■ Directions for this task:
Each record must be retyped in full. No character may differ.

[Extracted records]
■ ■ ■ ■

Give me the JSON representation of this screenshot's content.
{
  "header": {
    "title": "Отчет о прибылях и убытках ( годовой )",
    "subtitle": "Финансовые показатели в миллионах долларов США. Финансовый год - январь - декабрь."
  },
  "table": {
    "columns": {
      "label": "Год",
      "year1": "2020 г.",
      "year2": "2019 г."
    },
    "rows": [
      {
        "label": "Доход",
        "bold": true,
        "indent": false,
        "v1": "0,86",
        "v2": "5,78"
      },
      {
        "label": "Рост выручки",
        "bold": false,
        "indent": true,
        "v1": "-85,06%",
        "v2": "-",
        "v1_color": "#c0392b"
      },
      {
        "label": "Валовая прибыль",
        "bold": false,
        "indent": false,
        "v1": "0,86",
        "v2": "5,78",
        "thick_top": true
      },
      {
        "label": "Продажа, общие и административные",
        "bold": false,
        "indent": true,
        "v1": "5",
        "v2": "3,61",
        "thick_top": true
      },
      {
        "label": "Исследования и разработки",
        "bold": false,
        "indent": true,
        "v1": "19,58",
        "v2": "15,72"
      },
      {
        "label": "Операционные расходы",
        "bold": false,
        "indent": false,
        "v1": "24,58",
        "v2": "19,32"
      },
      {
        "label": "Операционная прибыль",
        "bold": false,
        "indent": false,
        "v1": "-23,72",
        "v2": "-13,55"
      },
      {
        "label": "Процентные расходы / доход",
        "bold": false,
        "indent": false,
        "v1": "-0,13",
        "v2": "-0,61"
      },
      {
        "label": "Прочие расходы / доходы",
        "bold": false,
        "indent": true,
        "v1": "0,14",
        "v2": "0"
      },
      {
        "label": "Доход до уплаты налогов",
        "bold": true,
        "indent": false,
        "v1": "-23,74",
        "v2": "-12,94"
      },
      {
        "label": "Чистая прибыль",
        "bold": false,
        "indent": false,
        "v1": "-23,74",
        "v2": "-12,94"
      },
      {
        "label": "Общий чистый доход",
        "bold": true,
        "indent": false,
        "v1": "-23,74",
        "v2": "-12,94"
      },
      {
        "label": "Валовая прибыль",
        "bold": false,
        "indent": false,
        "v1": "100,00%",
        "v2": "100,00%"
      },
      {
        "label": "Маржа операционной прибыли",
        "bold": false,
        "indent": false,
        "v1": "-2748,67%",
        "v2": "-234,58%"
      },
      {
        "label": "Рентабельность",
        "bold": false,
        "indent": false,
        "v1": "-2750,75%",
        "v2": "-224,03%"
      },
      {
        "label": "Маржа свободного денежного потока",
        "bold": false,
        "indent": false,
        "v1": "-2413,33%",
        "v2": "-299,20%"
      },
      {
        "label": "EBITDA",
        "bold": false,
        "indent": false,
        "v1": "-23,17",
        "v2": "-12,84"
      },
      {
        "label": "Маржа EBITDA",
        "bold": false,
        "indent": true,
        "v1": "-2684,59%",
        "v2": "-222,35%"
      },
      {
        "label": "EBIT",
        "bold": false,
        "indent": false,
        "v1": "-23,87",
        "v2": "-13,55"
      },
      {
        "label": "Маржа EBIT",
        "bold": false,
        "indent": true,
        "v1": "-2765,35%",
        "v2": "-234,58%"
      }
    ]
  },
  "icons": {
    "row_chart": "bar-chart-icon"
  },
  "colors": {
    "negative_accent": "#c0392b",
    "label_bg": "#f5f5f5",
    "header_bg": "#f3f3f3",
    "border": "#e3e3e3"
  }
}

■ ■ ■ ■

■ Response to this task:
Give me the JSON representation of this screenshot's content.
{
  "header": {
    "title": "Отчет о прибылях и убытках ( годовой )",
    "subtitle": "Финансовые показатели в миллионах долларов США. Финансовый год - январь - декабрь."
  },
  "table": {
    "columns": {
      "label": "Год",
      "year1": "2020 г.",
      "year2": "2019 г."
    },
    "rows": [
      {
        "label": "Доход",
        "bold": true,
        "indent": false,
        "v1": "0,86",
        "v2": "5,78"
      },
      {
        "label": "Рост выручки",
        "bold": false,
        "indent": true,
        "v1": "-85,06%",
        "v2": "-",
        "v1_color": "#c0392b"
      },
      {
        "label": "Валовая прибыль",
        "bold": false,
        "indent": false,
        "v1": "0,86",
        "v2": "5,78",
        "thick_top": true
      },
      {
        "label": "Продажа, общие и административные",
        "bold": false,
        "indent": true,
        "v1": "5",
        "v2": "3,61",
        "thick_top": true
      },
      {
        "label": "Исследования и разработки",
        "bold": false,
        "indent": true,
        "v1": "19,58",
        "v2": "15,72"
      },
      {
        "label": "Операционные расходы",
        "bold": false,
        "indent": false,
        "v1": "24,58",
        "v2": "19,32"
      },
      {
        "label": "Операционная прибыль",
        "bold": false,
        "indent": false,
        "v1": "-23,72",
        "v2": "-13,55"
      },
      {
        "label": "Процентные расходы / доход",
        "bold": false,
        "indent": false,
        "v1": "-0,13",
        "v2": "-0,61"
      },
      {
        "label": "Прочие расходы / доходы",
        "bold": false,
        "indent": true,
        "v1": "0,14",
        "v2": "0"
      },
      {
        "label": "Доход до уплаты налогов",
        "bold": true,
        "indent": false,
        "v1": "-23,74",
        "v2": "-12,94"
      },
      {
        "label": "Чистая прибыль",
        "bold": false,
        "indent": false,
        "v1": "-23,74",
        "v2": "-12,94"
      },
      {
        "label": "Общий чистый доход",
        "bold": true,
        "indent": false,
        "v1": "-23,74",
        "v2": "-12,94"
      },
      {
        "label": "Валовая прибыль",
        "bold": false,
        "indent": false,
        "v1": "100,00%",
        "v2": "100,00%"
      },
      {
        "label": "Маржа операционной прибыли",
        "bold": false,
        "indent": false,
        "v1": "-2748,67%",
        "v2": "-234,58%"
      },
      {
        "label": "Рентабельность",
        "bold": false,
        "indent": false,
        "v1": "-2750,75%",
        "v2": "-224,03%"
      },
      {
        "label": "Маржа свободного денежного потока",
        "bold": false,
        "indent": false,
        "v1": "-2413,33%",
        "v2": "-299,20%"
      },
      {
        "label": "EBITDA",
        "bold": false,
        "indent": false,
        "v1": "-23,17",
        "v2": "-12,84"
      },
      {
        "label": "Маржа EBITDA",
        "bold": false,
        "indent": true,
        "v1": "-2684,59%",
        "v2": "-222,35%"
      },
      {
        "label": "EBIT",
        "bold": false,
        "indent": false,
        "v1": "-23,87",
        "v2": "-13,55"
      },
      {
        "label": "Маржа EBIT",
        "bold": false,
        "indent": true,
        "v1": "-2765,35%",
        "v2": "-234,58%"
      }
    ]
  },
  "icons": {
    "row_chart": "bar-chart-icon"
  },
  "colors": {
    "negative_accent": "#c0392b",
    "label_bg": "#f5f5f5",
    "header_bg": "#f3f3f3",
    "border": "#e3e3e3"
  }
}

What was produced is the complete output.